Exercise directions — Below are entries; tally how many lines hold the string "Pitiüses" and answer with only that figure.

Provided records —
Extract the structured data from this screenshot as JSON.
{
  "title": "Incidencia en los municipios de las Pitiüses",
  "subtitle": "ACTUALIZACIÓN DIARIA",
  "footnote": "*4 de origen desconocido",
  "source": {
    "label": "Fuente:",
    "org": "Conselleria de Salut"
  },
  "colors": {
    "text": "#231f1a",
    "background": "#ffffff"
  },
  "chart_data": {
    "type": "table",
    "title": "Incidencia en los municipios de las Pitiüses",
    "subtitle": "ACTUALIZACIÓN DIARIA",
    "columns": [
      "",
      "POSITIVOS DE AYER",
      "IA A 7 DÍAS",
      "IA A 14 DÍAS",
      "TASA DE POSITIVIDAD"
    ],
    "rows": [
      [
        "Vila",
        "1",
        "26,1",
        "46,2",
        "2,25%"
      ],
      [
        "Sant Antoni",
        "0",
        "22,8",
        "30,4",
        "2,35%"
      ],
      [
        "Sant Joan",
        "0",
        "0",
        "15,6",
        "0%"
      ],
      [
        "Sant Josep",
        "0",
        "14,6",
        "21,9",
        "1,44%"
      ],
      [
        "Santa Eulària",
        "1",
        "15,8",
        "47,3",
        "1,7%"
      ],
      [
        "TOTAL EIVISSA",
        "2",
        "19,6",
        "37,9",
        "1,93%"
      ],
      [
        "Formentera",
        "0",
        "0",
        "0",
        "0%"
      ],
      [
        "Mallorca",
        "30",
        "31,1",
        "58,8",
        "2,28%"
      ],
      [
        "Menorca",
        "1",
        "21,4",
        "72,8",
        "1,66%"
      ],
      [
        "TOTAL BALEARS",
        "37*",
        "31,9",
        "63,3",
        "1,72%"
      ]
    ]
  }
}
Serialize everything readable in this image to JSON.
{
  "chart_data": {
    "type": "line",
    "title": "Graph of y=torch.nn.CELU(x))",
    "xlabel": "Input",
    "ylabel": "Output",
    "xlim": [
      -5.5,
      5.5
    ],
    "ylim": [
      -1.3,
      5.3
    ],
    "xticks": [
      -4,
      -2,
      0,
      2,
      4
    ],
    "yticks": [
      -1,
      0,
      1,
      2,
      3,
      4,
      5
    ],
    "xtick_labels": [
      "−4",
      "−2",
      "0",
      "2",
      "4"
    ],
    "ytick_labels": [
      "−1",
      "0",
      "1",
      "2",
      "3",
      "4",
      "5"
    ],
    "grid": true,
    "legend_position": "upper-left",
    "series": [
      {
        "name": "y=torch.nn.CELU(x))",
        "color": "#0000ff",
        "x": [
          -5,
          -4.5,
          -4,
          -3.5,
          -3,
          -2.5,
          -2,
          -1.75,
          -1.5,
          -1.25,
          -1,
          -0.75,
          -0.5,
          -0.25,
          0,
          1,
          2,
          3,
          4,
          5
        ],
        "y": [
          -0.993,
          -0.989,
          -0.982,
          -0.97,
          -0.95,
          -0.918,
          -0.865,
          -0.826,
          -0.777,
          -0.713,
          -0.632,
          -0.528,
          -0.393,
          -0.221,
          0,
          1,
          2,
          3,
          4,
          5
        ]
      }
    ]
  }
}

Finished exercise — 2